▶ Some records
========================================

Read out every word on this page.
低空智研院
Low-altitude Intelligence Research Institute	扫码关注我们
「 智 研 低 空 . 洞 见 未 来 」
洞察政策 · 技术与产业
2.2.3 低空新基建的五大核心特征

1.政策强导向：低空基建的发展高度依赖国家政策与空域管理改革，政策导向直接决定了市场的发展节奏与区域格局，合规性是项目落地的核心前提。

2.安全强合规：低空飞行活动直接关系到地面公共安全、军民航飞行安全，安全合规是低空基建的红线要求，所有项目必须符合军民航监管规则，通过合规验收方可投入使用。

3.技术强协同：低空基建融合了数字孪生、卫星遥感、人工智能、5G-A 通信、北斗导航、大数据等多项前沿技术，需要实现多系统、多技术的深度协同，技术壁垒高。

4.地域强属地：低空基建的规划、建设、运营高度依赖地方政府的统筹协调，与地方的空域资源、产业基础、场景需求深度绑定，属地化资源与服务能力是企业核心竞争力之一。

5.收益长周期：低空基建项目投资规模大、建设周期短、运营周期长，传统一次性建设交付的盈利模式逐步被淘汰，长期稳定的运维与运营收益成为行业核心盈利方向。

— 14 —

========================================

▶ Exercise task
Retype each record exactly, leaving nothing out.

▶ Output of the task
Read out every word on this page.
低空智研院
Low-altitude Intelligence Research Institute	扫码关注我们
「 智 研 低 空 . 洞 见 未 来 」
洞察政策 · 技术与产业
2.2.3 低空新基建的五大核心特征

1.政策强导向：低空基建的发展高度依赖国家政策与空域管理改革，政策导向直接决定了市场的发展节奏与区域格局，合规性是项目落地的核心前提。

2.安全强合规：低空飞行活动直接关系到地面公共安全、军民航飞行安全，安全合规是低空基建的红线要求，所有项目必须符合军民航监管规则，通过合规验收方可投入使用。

3.技术强协同：低空基建融合了数字孪生、卫星遥感、人工智能、5G-A 通信、北斗导航、大数据等多项前沿技术，需要实现多系统、多技术的深度协同，技术壁垒高。

4.地域强属地：低空基建的规划、建设、运营高度依赖地方政府的统筹协调，与地方的空域资源、产业基础、场景需求深度绑定，属地化资源与服务能力是企业核心竞争力之一。

5.收益长周期：低空基建项目投资规模大、建设周期短、运营周期长，传统一次性建设交付的盈利模式逐步被淘汰，长期稳定的运维与运营收益成为行业核心盈利方向。

— 14 —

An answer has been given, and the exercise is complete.